*LISTED ENTRIES*
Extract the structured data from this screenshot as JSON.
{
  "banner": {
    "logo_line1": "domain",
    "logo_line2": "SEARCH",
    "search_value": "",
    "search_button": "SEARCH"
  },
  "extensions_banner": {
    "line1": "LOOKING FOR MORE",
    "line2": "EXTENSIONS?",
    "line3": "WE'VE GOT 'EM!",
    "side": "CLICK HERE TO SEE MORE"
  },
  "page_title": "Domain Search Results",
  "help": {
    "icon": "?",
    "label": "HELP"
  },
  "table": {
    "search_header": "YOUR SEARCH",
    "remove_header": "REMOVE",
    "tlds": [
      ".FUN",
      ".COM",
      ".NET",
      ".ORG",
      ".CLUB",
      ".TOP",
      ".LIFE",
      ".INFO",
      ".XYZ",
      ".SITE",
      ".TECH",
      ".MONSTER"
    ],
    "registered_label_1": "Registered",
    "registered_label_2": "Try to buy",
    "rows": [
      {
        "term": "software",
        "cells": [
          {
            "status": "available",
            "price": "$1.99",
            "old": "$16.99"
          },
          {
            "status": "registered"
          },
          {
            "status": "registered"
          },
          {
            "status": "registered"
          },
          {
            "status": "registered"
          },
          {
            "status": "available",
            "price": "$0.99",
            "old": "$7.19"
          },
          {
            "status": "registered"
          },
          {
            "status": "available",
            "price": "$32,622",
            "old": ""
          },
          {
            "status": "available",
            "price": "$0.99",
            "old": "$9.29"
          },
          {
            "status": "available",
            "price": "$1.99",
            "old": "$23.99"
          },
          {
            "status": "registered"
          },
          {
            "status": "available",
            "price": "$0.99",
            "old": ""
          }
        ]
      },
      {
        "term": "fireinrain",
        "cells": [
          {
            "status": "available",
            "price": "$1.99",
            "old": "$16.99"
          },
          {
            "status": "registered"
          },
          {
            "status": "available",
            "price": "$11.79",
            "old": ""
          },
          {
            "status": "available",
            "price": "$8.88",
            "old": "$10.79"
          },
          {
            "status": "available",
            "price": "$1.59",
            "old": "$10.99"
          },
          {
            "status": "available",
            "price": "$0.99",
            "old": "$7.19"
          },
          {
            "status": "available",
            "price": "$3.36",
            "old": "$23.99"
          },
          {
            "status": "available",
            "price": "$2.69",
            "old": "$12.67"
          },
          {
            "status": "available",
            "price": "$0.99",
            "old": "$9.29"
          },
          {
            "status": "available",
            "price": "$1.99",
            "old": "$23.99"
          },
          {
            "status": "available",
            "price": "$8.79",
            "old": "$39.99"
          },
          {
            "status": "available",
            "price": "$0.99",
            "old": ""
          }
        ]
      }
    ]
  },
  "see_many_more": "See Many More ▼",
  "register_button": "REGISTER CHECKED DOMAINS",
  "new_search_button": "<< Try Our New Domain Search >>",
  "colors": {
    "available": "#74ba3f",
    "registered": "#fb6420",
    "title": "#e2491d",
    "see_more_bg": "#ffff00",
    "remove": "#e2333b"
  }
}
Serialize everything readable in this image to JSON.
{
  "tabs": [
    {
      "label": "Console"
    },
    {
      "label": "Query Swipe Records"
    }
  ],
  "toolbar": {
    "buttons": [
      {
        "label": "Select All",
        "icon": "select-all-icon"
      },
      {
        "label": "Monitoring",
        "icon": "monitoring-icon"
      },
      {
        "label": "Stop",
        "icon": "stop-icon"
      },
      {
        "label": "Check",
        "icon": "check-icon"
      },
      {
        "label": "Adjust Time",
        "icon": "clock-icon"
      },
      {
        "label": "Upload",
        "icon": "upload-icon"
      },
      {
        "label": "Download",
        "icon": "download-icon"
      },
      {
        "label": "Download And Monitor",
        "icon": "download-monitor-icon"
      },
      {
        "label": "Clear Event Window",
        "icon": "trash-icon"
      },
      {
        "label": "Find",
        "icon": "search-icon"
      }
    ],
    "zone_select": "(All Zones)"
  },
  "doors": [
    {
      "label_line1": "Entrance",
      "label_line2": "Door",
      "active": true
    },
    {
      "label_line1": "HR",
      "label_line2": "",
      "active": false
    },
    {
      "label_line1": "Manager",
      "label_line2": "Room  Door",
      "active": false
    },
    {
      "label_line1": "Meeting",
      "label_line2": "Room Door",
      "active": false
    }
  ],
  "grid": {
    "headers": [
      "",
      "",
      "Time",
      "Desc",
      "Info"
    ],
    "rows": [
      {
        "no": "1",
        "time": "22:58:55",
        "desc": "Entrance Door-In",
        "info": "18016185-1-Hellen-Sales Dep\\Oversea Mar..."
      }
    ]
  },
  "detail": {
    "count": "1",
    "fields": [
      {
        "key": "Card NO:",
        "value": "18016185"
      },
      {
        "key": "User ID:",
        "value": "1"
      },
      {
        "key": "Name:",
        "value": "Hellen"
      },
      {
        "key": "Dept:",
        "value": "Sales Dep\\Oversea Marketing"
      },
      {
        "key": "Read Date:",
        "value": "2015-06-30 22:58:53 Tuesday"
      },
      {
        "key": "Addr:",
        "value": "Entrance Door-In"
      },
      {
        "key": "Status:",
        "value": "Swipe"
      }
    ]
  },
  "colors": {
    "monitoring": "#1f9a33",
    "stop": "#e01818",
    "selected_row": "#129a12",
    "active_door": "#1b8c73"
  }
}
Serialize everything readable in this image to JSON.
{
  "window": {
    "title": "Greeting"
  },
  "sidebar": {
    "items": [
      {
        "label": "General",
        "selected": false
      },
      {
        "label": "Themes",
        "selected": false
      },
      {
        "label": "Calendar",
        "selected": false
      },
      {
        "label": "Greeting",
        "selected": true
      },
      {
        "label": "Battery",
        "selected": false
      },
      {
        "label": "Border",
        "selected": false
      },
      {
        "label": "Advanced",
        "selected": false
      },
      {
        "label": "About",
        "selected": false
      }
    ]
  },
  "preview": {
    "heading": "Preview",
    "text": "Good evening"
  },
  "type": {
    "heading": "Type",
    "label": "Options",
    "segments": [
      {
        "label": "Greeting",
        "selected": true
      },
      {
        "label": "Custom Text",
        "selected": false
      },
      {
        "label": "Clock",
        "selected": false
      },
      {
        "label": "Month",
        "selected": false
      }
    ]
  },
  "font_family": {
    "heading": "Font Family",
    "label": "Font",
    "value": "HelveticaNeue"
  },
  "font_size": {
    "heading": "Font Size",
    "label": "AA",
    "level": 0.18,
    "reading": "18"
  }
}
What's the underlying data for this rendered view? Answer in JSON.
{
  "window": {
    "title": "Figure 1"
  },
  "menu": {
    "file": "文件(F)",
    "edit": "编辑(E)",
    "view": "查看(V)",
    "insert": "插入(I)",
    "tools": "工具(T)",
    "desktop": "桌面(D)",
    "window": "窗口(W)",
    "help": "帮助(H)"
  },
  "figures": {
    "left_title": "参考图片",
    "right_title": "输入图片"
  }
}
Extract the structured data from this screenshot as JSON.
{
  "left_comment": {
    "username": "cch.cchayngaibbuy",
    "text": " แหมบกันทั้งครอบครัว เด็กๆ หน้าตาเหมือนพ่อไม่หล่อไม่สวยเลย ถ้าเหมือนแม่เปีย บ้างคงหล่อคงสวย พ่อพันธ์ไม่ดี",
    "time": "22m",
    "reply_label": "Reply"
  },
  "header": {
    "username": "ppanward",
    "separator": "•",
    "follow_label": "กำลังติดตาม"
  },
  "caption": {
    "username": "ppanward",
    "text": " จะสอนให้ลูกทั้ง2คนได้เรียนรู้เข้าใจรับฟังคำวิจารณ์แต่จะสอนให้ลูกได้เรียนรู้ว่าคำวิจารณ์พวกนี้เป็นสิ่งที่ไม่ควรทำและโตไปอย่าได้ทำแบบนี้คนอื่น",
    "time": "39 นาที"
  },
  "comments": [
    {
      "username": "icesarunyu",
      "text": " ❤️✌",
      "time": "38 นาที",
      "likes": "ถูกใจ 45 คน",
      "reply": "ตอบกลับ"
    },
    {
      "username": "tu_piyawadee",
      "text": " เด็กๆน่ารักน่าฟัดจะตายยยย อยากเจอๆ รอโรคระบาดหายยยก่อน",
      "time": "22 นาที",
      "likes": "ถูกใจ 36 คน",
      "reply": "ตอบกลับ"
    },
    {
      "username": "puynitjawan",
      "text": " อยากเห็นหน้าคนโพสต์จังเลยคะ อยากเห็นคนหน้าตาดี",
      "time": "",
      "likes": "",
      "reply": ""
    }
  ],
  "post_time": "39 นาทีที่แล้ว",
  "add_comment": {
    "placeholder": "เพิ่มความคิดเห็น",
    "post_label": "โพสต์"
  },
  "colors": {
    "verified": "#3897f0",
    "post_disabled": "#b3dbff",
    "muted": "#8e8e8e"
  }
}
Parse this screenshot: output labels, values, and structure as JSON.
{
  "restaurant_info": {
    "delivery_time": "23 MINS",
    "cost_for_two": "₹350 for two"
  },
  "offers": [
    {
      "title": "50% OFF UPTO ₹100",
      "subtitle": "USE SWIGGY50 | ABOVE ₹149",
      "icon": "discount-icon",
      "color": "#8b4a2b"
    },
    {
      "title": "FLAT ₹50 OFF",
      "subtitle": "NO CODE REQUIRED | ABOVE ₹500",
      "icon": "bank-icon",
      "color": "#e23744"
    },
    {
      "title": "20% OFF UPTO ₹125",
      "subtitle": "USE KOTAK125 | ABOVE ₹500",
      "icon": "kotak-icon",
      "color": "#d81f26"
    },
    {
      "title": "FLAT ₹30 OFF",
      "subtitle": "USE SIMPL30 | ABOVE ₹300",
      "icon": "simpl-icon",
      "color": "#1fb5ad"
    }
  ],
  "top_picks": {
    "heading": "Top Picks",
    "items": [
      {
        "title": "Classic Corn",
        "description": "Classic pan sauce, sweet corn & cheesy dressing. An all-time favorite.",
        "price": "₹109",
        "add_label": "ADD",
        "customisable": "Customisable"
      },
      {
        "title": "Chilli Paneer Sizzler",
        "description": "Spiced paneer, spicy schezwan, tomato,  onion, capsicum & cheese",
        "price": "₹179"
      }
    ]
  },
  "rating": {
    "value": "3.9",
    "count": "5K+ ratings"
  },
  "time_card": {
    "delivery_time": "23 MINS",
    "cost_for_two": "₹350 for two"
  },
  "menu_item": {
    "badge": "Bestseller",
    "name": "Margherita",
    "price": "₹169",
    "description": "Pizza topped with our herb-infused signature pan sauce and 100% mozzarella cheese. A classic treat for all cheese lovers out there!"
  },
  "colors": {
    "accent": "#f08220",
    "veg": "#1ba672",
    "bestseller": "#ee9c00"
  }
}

*EXERCISE*
Select the lines in this material that hold the word "subtitle", leaving none out.

*WRITTEN ANSWER*
      "subtitle": "USE SWIGGY50 | ABOVE ₹149",
      "subtitle": "NO CODE REQUIRED | ABOVE ₹500",
      "subtitle": "USE KOTAK125 | ABOVE ₹500",
      "subtitle": "USE SIMPL30 | ABOVE ₹300",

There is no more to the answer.